**EXERCISE INSTRUCTIONS:**
Copy every line of the data that includes the string "title".

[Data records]
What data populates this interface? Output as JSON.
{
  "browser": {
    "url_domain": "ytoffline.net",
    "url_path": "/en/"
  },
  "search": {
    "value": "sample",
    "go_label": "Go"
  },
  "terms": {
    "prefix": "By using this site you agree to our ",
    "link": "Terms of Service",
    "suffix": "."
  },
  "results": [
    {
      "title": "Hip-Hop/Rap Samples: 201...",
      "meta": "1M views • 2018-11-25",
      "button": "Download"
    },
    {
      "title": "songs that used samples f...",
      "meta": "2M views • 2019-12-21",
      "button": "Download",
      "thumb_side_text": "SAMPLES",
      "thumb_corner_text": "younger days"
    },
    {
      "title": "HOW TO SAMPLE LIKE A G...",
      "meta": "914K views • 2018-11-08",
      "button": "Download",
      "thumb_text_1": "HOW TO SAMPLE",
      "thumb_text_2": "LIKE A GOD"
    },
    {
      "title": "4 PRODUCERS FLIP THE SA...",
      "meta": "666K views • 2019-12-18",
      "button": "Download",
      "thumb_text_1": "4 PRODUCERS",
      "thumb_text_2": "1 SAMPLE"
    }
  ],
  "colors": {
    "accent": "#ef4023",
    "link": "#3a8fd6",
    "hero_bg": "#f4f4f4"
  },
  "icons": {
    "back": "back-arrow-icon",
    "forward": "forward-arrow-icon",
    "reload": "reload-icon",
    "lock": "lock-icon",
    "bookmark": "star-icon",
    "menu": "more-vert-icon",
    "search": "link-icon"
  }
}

**TASK RESPONSE:**
      "title": "Hip-Hop/Rap Samples: 201...",
      "title": "songs that used samples f...",
      "title": "HOW TO SAMPLE LIKE A G...",
      "title": "4 PRODUCERS FLIP THE SA...",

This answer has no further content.